⟨

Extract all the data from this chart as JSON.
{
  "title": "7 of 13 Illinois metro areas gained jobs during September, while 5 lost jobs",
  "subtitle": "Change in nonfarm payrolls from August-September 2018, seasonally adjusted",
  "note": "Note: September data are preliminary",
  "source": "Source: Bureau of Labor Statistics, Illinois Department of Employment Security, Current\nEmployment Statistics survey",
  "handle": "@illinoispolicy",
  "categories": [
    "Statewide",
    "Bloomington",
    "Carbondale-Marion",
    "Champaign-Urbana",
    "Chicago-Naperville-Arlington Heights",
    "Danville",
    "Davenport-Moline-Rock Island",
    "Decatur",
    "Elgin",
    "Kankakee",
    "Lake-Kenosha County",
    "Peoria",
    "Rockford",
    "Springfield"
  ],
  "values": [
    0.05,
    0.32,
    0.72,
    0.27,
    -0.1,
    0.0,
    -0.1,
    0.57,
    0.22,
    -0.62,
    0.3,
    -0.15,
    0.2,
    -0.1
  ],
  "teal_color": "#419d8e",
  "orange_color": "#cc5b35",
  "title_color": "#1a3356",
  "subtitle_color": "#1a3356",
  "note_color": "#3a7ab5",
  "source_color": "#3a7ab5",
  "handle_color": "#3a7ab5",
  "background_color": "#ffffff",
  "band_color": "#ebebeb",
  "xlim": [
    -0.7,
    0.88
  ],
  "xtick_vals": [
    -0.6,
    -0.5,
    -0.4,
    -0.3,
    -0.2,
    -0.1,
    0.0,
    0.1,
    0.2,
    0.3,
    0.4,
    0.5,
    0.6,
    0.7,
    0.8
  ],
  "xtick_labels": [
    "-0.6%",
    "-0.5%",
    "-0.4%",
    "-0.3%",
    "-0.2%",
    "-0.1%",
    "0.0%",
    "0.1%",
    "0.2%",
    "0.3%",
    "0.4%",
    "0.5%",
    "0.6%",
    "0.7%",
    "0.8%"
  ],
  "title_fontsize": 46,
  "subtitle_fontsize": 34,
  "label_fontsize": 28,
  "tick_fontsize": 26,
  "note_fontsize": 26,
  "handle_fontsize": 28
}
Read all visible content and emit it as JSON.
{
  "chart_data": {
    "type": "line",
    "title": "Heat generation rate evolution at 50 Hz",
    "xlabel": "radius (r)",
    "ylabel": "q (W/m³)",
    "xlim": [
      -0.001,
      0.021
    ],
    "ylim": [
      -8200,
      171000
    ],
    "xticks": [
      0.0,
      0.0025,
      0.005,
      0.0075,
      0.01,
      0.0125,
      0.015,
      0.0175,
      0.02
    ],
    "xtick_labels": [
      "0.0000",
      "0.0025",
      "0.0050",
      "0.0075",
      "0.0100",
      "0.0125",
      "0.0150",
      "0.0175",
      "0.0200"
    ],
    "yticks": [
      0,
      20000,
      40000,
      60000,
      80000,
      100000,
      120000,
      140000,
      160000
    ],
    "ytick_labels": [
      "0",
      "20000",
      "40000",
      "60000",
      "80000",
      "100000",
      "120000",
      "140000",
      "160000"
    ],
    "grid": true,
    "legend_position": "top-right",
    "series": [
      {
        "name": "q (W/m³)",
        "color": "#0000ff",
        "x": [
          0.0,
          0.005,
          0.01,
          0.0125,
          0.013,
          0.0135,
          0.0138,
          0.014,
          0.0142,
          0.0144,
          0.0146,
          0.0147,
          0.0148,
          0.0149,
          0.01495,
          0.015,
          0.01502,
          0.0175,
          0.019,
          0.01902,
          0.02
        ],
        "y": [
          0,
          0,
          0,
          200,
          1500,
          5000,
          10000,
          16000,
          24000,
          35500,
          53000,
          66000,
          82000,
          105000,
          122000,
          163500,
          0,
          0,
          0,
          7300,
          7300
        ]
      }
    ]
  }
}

⟩

GOAL: Reproduce every record above exactly as it appears.

RESULT OF THE EXERCISE:
Extract all the data from this chart as JSON.
{
  "title": "7 of 13 Illinois metro areas gained jobs during September, while 5 lost jobs",
  "subtitle": "Change in nonfarm payrolls from August-September 2018, seasonally adjusted",
  "note": "Note: September data are preliminary",
  "source": "Source: Bureau of Labor Statistics, Illinois Department of Employment Security, Current\nEmployment Statistics survey",
  "handle": "@illinoispolicy",
  "categories": [
    "Statewide",
    "Bloomington",
    "Carbondale-Marion",
    "Champaign-Urbana",
    "Chicago-Naperville-Arlington Heights",
    "Danville",
    "Davenport-Moline-Rock Island",
    "Decatur",
    "Elgin",
    "Kankakee",
    "Lake-Kenosha County",
    "Peoria",
    "Rockford",
    "Springfield"
  ],
  "values": [
    0.05,
    0.32,
    0.72,
    0.27,
    -0.1,
    0.0,
    -0.1,
    0.57,
    0.22,
    -0.62,
    0.3,
    -0.15,
    0.2,
    -0.1
  ],
  "teal_color": "#419d8e",
  "orange_color": "#cc5b35",
  "title_color": "#1a3356",
  "subtitle_color": "#1a3356",
  "note_color": "#3a7ab5",
  "source_color": "#3a7ab5",
  "handle_color": "#3a7ab5",
  "background_color": "#ffffff",
  "band_color": "#ebebeb",
  "xlim": [
    -0.7,
    0.88
  ],
  "xtick_vals": [
    -0.6,
    -0.5,
    -0.4,
    -0.3,
    -0.2,
    -0.1,
    0.0,
    0.1,
    0.2,
    0.3,
    0.4,
    0.5,
    0.6,
    0.7,
    0.8
  ],
  "xtick_labels": [
    "-0.6%",
    "-0.5%",
    "-0.4%",
    "-0.3%",
    "-0.2%",
    "-0.1%",
    "0.0%",
    "0.1%",
    "0.2%",
    "0.3%",
    "0.4%",
    "0.5%",
    "0.6%",
    "0.7%",
    "0.8%"
  ],
  "title_fontsize": 46,
  "subtitle_fontsize": 34,
  "label_fontsize": 28,
  "tick_fontsize": 26,
  "note_fontsize": 26,
  "handle_fontsize": 28
}
Read all visible content and emit it as JSON.
{
  "chart_data": {
    "type": "line",
    "title": "Heat generation rate evolution at 50 Hz",
    "xlabel": "radius (r)",
    "ylabel": "q (W/m³)",
    "xlim": [
      -0.001,
      0.021
    ],
    "ylim": [
      -8200,
      171000
    ],
    "xticks": [
      0.0,
      0.0025,
      0.005,
      0.0075,
      0.01,
      0.0125,
      0.015,
      0.0175,
      0.02
    ],
    "xtick_labels": [
      "0.0000",
      "0.0025",
      "0.0050",
      "0.0075",
      "0.0100",
      "0.0125",
      "0.0150",
      "0.0175",
      "0.0200"
    ],
    "yticks": [
      0,
      20000,
      40000,
      60000,
      80000,
      100000,
      120000,
      140000,
      160000
    ],
    "ytick_labels": [
      "0",
      "20000",
      "40000",
      "60000",
      "80000",
      "100000",
      "120000",
      "140000",
      "160000"
    ],
    "grid": true,
    "legend_position": "top-right",
    "series": [
      {
        "name": "q (W/m³)",
        "color": "#0000ff",
        "x": [
          0.0,
          0.005,
          0.01,
          0.0125,
          0.013,
          0.0135,
          0.0138,
          0.014,
          0.0142,
          0.0144,
          0.0146,
          0.0147,
          0.0148,
          0.0149,
          0.01495,
          0.015,
          0.01502,
          0.0175,
          0.019,
          0.01902,
          0.02
        ],
        "y": [
          0,
          0,
          0,
          200,
          1500,
          5000,
          10000,
          16000,
          24000,
          35500,
          53000,
          66000,
          82000,
          105000,
          122000,
          163500,
          0,
          0,
          0,
          7300,
          7300
        ]
      }
    ]
  }
}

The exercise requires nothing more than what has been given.